Page:
# # #

In a speech delivered at Chatham House today (Nov. 10), Cameron set out his “practical, not emotional” demands to create a model of EU membership “that works for Britain.” He insisted the UK has no interest in being part of a United States of Europe.

Fulfilling Cameron’s pre-election promise, parliament passed a law calling for a referendum on the UK’s “renegotiated” membership in the EU by 2017 at the latest. Today’s speech detailed the main points that Cameron wants to renegotiate before calling the vote.

Cameron started campaigning for “substantial” changes to the UK’s relationship with the EU in a pivotal 2013 speech, citing the euro-zone financial crisis, Europe’s declining economic competitiveness, and the EU’s perceived lack of democratic legitimacy among citizens as motivations for a rethink of the UK’s position in the bloc. He added a fourth issue in his speech today—the European refugee crisis.

# # #

What you need to do:
a) According to the article on Cameron's EU speech, what issue did Cameron add to his concerns in the speech delivered on Nov. 10?
b) Reproduce the article on Cameron's EU speech from the words "In a speech" through the words "calling the vote.".
c) What reasons does the article on Cameron's EU speech give for Cameron's call in 2013 for a rethink of the UK's position in the EU?

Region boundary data
# # #

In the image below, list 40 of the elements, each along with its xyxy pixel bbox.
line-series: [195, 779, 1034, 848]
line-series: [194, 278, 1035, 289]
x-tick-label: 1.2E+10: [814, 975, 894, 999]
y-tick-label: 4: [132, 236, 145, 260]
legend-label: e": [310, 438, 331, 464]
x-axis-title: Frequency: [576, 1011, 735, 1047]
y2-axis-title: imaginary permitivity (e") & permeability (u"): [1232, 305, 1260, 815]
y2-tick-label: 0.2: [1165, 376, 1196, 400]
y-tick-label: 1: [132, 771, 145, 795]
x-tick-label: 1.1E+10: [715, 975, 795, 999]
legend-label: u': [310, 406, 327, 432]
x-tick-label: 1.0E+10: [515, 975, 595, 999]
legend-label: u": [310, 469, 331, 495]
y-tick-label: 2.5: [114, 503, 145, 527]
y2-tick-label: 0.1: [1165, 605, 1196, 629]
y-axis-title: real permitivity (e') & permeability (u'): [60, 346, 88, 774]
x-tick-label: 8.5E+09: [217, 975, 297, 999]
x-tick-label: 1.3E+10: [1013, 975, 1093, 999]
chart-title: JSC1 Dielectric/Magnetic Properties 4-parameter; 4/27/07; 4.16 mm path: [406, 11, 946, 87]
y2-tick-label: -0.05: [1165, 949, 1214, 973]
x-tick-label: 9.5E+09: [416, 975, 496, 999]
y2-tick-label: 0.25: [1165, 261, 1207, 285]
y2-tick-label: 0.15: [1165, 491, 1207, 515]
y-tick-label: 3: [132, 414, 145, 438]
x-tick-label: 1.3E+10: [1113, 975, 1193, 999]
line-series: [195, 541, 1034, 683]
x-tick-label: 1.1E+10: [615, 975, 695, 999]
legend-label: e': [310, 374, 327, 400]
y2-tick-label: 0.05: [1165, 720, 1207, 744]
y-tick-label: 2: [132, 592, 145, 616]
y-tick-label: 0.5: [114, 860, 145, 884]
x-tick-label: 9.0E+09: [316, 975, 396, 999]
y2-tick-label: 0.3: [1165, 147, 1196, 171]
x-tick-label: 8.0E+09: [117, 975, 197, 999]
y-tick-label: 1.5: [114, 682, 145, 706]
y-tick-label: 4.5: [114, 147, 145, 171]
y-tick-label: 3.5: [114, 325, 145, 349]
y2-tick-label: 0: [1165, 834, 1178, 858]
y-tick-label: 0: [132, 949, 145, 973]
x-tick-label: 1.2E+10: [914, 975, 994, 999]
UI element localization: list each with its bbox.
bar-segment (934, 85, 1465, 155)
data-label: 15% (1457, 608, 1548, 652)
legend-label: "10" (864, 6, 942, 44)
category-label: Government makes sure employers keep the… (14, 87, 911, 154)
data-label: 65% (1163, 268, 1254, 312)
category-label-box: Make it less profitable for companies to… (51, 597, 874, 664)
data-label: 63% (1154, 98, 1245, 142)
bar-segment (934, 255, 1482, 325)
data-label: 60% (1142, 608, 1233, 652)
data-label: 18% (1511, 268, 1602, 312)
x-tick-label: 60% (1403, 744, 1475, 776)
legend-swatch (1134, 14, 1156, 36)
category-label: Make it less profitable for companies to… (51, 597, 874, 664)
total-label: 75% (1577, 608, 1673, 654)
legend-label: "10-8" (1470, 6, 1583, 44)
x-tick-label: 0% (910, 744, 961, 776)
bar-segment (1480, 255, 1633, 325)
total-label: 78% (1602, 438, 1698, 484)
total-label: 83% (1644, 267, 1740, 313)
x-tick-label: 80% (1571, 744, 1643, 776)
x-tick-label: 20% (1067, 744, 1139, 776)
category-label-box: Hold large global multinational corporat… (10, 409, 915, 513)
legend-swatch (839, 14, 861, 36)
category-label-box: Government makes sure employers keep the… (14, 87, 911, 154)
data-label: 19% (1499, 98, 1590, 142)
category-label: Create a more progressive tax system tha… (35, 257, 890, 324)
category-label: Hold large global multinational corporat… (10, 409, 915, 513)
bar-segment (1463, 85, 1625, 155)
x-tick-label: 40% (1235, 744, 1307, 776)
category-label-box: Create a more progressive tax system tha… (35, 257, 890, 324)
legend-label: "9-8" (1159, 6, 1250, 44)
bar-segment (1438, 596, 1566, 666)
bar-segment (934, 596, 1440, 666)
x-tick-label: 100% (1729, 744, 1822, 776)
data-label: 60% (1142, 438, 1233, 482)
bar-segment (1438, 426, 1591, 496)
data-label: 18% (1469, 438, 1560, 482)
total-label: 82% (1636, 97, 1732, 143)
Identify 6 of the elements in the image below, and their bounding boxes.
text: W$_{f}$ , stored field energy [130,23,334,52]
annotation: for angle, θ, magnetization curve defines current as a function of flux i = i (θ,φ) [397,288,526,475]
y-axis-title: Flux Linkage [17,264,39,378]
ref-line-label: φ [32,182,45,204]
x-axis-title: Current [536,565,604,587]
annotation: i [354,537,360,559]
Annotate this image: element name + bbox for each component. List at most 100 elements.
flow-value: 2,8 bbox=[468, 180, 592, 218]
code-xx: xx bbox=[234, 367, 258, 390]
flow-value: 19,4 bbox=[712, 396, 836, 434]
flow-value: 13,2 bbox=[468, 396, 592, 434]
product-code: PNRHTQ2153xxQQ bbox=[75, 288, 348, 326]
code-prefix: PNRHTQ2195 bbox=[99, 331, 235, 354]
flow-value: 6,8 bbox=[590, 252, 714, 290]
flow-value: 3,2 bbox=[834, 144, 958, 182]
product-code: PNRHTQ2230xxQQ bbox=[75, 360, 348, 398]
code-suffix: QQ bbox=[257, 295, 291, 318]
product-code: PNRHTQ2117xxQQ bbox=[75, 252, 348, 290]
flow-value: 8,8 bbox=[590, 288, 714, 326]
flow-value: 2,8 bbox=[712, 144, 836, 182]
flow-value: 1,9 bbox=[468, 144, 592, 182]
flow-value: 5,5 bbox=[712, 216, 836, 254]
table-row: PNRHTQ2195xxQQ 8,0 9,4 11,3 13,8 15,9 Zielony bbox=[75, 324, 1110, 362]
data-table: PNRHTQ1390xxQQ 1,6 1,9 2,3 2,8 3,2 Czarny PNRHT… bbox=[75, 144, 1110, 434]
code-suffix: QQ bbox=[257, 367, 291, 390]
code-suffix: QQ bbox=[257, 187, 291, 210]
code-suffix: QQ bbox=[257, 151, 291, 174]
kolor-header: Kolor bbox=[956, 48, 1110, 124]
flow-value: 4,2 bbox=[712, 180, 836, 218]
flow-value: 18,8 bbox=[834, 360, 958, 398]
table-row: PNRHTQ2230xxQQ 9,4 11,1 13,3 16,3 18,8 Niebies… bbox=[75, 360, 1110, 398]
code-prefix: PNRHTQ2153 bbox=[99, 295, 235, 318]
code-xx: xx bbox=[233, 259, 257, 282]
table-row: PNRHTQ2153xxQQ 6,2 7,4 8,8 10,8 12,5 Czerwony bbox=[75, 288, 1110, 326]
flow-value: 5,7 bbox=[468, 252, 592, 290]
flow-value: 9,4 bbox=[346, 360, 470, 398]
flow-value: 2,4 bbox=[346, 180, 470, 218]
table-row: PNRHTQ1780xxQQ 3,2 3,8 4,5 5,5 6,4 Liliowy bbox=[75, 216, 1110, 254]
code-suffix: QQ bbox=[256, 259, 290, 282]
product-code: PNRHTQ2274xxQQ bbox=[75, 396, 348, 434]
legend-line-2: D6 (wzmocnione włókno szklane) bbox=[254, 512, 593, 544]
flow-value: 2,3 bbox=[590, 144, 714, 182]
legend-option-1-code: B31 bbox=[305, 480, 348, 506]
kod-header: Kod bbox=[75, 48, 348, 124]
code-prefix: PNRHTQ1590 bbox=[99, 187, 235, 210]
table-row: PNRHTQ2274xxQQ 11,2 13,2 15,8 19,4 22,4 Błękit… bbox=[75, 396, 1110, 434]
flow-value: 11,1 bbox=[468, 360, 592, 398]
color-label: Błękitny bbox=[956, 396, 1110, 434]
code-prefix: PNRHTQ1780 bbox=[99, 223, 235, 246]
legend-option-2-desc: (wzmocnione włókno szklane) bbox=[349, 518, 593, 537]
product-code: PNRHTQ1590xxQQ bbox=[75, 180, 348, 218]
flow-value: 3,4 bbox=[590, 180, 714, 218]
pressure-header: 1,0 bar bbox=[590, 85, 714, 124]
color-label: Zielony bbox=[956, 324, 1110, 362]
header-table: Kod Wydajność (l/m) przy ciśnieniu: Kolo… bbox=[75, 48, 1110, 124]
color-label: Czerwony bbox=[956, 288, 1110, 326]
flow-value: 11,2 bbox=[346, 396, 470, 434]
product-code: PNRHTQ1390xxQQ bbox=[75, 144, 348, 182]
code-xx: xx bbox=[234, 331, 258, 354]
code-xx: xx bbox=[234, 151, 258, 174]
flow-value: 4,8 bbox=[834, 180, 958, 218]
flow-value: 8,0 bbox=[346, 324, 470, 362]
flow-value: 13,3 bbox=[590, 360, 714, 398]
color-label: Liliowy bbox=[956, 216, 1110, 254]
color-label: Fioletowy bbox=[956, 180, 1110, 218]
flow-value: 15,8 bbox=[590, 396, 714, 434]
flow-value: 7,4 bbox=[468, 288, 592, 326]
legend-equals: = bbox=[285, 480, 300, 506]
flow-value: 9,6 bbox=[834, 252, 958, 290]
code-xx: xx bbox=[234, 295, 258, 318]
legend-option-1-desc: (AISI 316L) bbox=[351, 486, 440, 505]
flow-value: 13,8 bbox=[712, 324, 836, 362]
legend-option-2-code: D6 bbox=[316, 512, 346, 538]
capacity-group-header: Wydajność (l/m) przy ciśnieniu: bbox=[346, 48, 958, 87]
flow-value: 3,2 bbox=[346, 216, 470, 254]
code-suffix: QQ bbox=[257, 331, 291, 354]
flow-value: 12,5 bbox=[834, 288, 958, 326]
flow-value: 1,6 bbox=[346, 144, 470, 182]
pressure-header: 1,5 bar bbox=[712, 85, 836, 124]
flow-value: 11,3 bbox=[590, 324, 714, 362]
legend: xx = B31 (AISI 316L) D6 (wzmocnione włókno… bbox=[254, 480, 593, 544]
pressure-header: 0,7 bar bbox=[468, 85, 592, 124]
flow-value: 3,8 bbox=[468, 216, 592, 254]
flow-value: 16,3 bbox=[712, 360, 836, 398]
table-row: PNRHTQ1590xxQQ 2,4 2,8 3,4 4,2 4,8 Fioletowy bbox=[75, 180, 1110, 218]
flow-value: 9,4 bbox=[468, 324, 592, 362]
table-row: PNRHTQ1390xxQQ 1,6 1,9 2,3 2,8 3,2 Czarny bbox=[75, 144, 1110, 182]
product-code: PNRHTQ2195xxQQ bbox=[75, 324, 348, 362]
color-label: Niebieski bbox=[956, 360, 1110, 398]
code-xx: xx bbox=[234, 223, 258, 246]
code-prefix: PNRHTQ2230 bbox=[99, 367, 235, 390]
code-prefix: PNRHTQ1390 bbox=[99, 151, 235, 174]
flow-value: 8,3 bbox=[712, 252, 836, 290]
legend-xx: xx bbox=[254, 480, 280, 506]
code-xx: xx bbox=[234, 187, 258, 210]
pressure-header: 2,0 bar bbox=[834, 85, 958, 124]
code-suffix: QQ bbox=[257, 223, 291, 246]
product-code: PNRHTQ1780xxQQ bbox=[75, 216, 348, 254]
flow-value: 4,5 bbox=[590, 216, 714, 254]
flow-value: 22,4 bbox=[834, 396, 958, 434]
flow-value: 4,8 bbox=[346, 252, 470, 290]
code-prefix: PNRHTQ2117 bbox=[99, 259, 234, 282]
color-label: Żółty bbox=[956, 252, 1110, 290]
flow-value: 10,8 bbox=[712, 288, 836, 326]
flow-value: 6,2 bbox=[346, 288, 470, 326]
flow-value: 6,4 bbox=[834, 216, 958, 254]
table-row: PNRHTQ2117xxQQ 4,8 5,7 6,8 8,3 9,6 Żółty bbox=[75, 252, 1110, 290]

# # #

Solutions to the exercise:
a) He added the European refugee crisis.

b)
In a speech delivered at Chatham House today (Nov. 10), Cameron set out his “practical, not emotional” demands to create a model of EU membership “that works for Britain.” He insisted the UK has no interest in being part of a United States of Europe.

Fulfilling Cameron’s pre-election promise, parliament passed a law calling for a referendum on the UK’s “renegotiated” membership in the EU by 2017 at the latest. Today’s speech detailed the main points that Cameron wants to renegotiate before calling the vote.

c) Cameron cited the euro-zone financial crisis, Europe's declining economic competitiveness, and the EU's perceived lack of democratic legitimacy among citizens. These were his motivations for seeking "substantial" changes to the UK's relationship with the EU.